Extracted records |
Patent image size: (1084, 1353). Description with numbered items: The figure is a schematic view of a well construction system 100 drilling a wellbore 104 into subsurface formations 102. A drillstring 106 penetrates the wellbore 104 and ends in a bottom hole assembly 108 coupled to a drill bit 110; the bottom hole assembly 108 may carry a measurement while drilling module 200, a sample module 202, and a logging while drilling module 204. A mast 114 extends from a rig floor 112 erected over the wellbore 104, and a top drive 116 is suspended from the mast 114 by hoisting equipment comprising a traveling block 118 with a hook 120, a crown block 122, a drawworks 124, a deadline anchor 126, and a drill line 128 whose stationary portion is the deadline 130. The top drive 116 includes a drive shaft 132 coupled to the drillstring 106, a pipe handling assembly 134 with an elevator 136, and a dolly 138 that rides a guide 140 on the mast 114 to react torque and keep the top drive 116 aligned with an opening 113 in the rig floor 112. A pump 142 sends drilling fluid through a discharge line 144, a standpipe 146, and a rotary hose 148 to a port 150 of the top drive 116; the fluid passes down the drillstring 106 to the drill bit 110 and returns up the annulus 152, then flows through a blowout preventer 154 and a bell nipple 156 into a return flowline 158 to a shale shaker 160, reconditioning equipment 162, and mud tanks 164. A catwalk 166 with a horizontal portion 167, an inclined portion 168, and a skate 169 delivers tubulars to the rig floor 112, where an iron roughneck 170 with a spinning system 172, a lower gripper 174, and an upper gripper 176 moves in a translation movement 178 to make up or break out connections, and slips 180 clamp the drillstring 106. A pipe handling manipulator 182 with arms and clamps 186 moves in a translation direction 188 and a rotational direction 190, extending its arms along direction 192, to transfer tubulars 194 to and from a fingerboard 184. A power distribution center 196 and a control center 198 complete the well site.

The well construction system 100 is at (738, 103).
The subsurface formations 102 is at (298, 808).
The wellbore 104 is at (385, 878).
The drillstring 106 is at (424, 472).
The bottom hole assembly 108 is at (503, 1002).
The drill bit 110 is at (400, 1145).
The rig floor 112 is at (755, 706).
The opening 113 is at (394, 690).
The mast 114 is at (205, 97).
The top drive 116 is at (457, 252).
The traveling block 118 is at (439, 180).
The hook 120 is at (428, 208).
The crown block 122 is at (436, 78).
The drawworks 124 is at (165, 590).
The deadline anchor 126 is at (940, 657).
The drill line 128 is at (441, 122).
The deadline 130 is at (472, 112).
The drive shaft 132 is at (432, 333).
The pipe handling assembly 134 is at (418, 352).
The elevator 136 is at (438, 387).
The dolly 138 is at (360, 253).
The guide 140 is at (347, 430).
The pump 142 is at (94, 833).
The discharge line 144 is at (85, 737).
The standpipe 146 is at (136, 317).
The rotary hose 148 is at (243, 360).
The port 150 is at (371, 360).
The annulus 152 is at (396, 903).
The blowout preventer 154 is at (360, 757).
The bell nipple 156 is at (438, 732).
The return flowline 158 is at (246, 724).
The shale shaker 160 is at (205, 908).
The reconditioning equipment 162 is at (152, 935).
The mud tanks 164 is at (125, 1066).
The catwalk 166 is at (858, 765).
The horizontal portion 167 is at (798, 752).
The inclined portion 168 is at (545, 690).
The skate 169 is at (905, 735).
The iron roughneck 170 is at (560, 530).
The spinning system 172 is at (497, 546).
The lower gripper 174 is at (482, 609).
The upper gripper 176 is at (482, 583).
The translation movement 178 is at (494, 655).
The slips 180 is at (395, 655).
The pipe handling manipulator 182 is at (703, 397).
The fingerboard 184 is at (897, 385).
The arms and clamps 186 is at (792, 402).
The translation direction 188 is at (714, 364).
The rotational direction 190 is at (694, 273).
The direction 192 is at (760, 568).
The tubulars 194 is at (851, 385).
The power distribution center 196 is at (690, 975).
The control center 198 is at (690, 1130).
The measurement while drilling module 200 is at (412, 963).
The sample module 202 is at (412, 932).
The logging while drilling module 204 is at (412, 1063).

What you are asked to do | Copy the lines word for word from the start of the entries through the line that contains "The drillstring 106 is at (424, 472).", with both ends included.

Expected output |
Patent image size: (1084, 1353). Description with numbered items: The figure is a schematic view of a well construction system 100 drilling a wellbore 104 into subsurface formations 102. A drillstring 106 penetrates the wellbore 104 and ends in a bottom hole assembly 108 coupled to a drill bit 110; the bottom hole assembly 108 may carry a measurement while drilling module 200, a sample module 202, and a logging while drilling module 204. A mast 114 extends from a rig floor 112 erected over the wellbore 104, and a top drive 116 is suspended from the mast 114 by hoisting equipment comprising a traveling block 118 with a hook 120, a crown block 122, a drawworks 124, a deadline anchor 126, and a drill line 128 whose stationary portion is the deadline 130. The top drive 116 includes a drive shaft 132 coupled to the drillstring 106, a pipe handling assembly 134 with an elevator 136, and a dolly 138 that rides a guide 140 on the mast 114 to react torque and keep the top drive 116 aligned with an opening 113 in the rig floor 112. A pump 142 sends drilling fluid through a discharge line 144, a standpipe 146, and a rotary hose 148 to a port 150 of the top drive 116; the fluid passes down the drillstring 106 to the drill bit 110 and returns up the annulus 152, then flows through a blowout preventer 154 and a bell nipple 156 into a return flowline 158 to a shale shaker 160, reconditioning equipment 162, and mud tanks 164. A catwalk 166 with a horizontal portion 167, an inclined portion 168, and a skate 169 delivers tubulars to the rig floor 112, where an iron roughneck 170 with a spinning system 172, a lower gripper 174, and an upper gripper 176 moves in a translation movement 178 to make up or break out connections, and slips 180 clamp the drillstring 106. A pipe handling manipulator 182 with arms and clamps 186 moves in a translation direction 188 and a rotational direction 190, extending its arms along direction 192, to transfer tubulars 194 to and from a fingerboard 184. A power distribution center 196 and a control center 198 complete the well site.

The well construction system 100 is at (738, 103).
The subsurface formations 102 is at (298, 808).
The wellbore 104 is at (385, 878).
The drillstring 106 is at (424, 472).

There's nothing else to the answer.